Provided records =
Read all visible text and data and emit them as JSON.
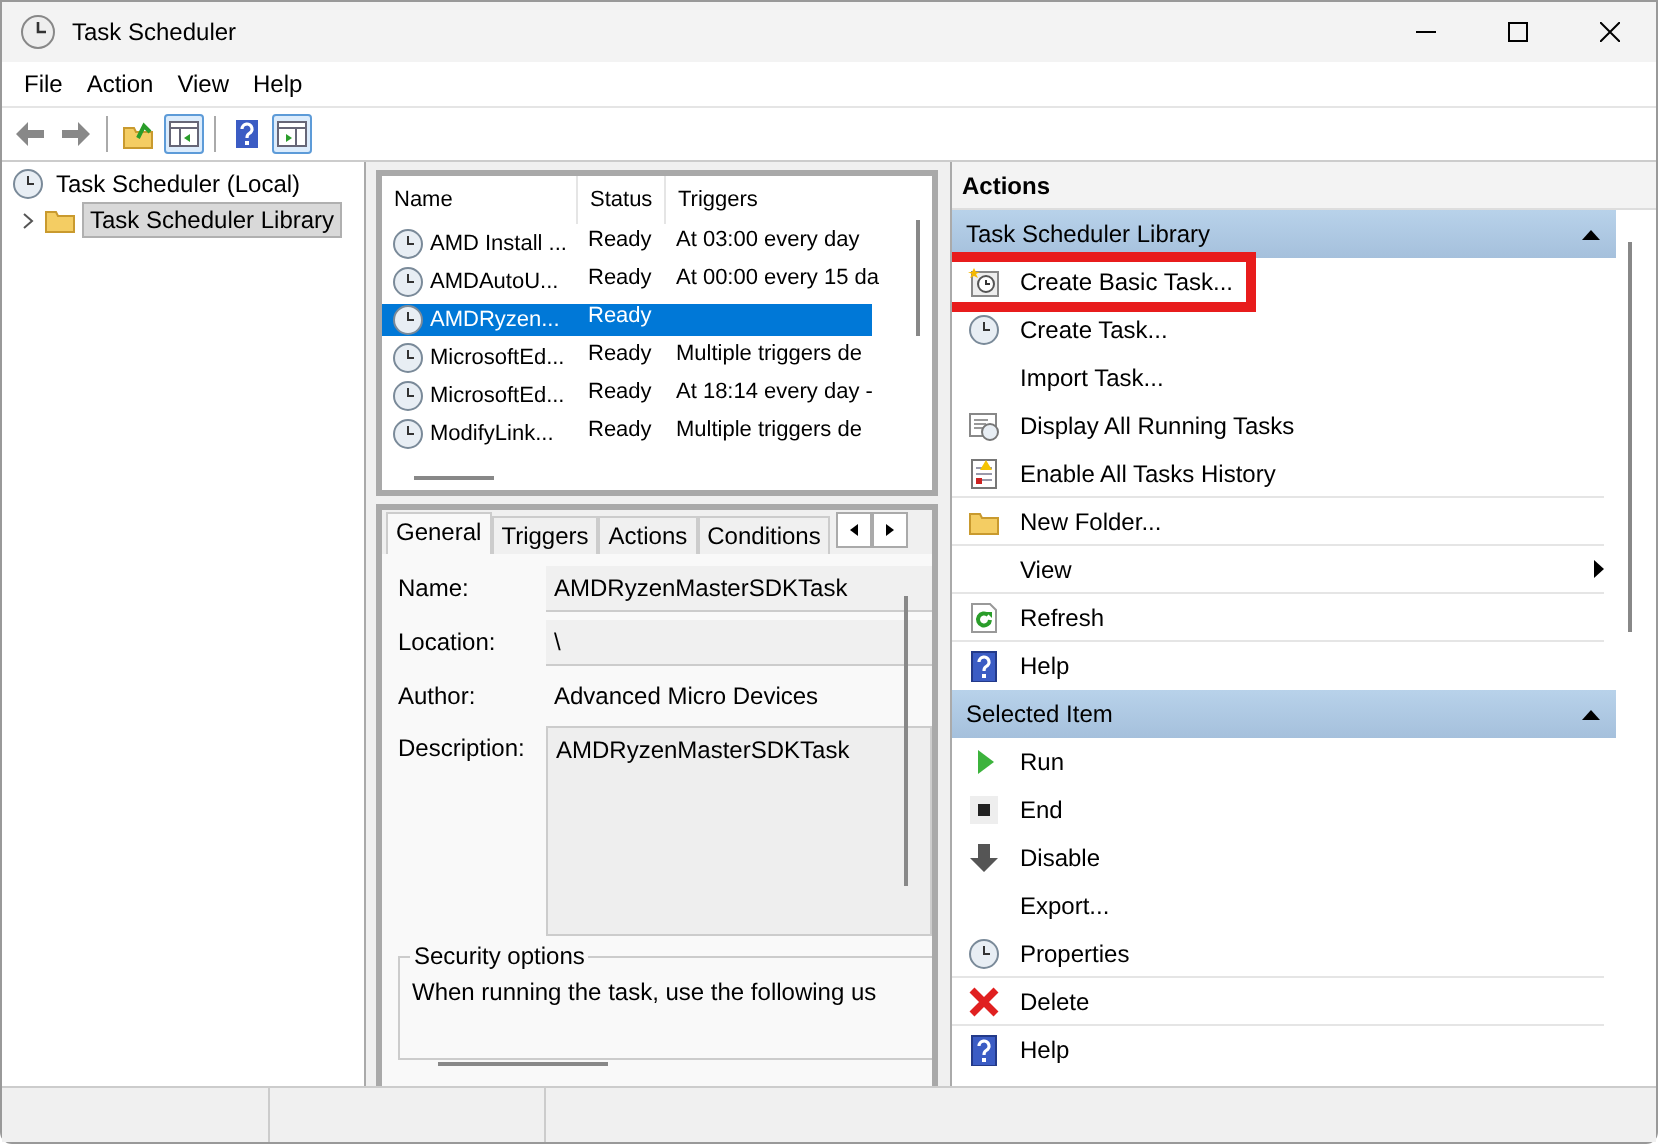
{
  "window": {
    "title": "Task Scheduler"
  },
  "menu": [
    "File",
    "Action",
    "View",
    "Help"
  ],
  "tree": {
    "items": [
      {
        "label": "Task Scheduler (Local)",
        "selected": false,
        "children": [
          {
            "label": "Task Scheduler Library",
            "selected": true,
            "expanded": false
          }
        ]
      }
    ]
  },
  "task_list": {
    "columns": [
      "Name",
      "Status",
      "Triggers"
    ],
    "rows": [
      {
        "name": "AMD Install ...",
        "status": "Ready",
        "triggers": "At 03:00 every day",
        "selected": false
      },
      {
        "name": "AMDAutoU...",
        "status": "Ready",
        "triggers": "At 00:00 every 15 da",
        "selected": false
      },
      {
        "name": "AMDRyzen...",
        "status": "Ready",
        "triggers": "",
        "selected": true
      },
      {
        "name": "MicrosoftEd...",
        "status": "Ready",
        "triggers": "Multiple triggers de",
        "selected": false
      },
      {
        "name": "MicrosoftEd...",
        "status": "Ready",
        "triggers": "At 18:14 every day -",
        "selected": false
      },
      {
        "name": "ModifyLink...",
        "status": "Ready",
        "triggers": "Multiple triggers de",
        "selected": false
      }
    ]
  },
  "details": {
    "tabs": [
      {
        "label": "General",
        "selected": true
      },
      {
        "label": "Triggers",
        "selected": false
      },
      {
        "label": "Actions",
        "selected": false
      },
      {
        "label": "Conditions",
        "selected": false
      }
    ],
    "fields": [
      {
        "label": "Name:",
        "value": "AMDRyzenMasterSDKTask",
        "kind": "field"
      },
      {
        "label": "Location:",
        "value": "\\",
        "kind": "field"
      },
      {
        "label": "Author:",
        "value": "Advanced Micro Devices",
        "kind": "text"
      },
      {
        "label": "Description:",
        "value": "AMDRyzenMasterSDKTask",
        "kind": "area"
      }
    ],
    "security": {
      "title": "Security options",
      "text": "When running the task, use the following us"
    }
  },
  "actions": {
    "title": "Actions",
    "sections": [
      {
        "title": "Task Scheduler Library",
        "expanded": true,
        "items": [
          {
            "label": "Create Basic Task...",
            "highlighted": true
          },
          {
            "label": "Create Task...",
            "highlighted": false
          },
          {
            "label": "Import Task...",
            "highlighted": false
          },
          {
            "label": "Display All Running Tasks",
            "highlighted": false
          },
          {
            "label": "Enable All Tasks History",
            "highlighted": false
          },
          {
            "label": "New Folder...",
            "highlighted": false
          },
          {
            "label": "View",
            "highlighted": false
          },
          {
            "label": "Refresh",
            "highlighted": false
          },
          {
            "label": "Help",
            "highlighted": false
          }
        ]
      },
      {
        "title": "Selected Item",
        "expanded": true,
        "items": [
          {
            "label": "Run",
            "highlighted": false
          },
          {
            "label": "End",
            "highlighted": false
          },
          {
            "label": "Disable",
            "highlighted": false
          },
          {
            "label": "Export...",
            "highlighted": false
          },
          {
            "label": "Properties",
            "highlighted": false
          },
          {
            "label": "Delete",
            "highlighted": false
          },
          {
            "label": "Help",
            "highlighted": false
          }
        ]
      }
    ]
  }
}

Brief = Copy the listing exactly. Any image in it stays out of the copy.

Exercise solution =
Read all visible text and data and emit them as JSON.
{
  "window": {
    "title": "Task Scheduler"
  },
  "menu": [
    "File",
    "Action",
    "View",
    "Help"
  ],
  "tree": {
    "items": [
      {
        "label": "Task Scheduler (Local)",
        "selected": false,
        "children": [
          {
            "label": "Task Scheduler Library",
            "selected": true,
            "expanded": false
          }
        ]
      }
    ]
  },
  "task_list": {
    "columns": [
      "Name",
      "Status",
      "Triggers"
    ],
    "rows": [
      {
        "name": "AMD Install ...",
        "status": "Ready",
        "triggers": "At 03:00 every day",
        "selected": false
      },
      {
        "name": "AMDAutoU...",
        "status": "Ready",
        "triggers": "At 00:00 every 15 da",
        "selected": false
      },
      {
        "name": "AMDRyzen...",
        "status": "Ready",
        "triggers": "",
        "selected": true
      },
      {
        "name": "MicrosoftEd...",
        "status": "Ready",
        "triggers": "Multiple triggers de",
        "selected": false
      },
      {
        "name": "MicrosoftEd...",
        "status": "Ready",
        "triggers": "At 18:14 every day -",
        "selected": false
      },
      {
        "name": "ModifyLink...",
        "status": "Ready",
        "triggers": "Multiple triggers de",
        "selected": false
      }
    ]
  },
  "details": {
    "tabs": [
      {
        "label": "General",
        "selected": true
      },
      {
        "label": "Triggers",
        "selected": false
      },
      {
        "label": "Actions",
        "selected": false
      },
      {
        "label": "Conditions",
        "selected": false
      }
    ],
    "fields": [
      {
        "label": "Name:",
        "value": "AMDRyzenMasterSDKTask",
        "kind": "field"
      },
      {
        "label": "Location:",
        "value": "\\",
        "kind": "field"
      },
      {
        "label": "Author:",
        "value": "Advanced Micro Devices",
        "kind": "text"
      },
      {
        "label": "Description:",
        "value": "AMDRyzenMasterSDKTask",
        "kind": "area"
      }
    ],
    "security": {
      "title": "Security options",
      "text": "When running the task, use the following us"
    }
  },
  "actions": {
    "title": "Actions",
    "sections": [
      {
        "title": "Task Scheduler Library",
        "expanded": true,
        "items": [
          {
            "label": "Create Basic Task...",
            "highlighted": true
          },
          {
            "label": "Create Task...",
            "highlighted": false
          },
          {
            "label": "Import Task...",
            "highlighted": false
          },
          {
            "label": "Display All Running Tasks",
            "highlighted": false
          },
          {
            "label": "Enable All Tasks History",
            "highlighted": false
          },
          {
            "label": "New Folder...",
            "highlighted": false
          },
          {
            "label": "View",
            "highlighted": false
          },
          {
            "label": "Refresh",
            "highlighted": false
          },
          {
            "label": "Help",
            "highlighted": false
          }
        ]
      },
      {
        "title": "Selected Item",
        "expanded": true,
        "items": [
          {
            "label": "Run",
            "highlighted": false
          },
          {
            "label": "End",
            "highlighted": false
          },
          {
            "label": "Disable",
            "highlighted": false
          },
          {
            "label": "Export...",
            "highlighted": false
          },
          {
            "label": "Properties",
            "highlighted": false
          },
          {
            "label": "Delete",
            "highlighted": false
          },
          {
            "label": "Help",
            "highlighted": false
          }
        ]
      }
    ]
  }
}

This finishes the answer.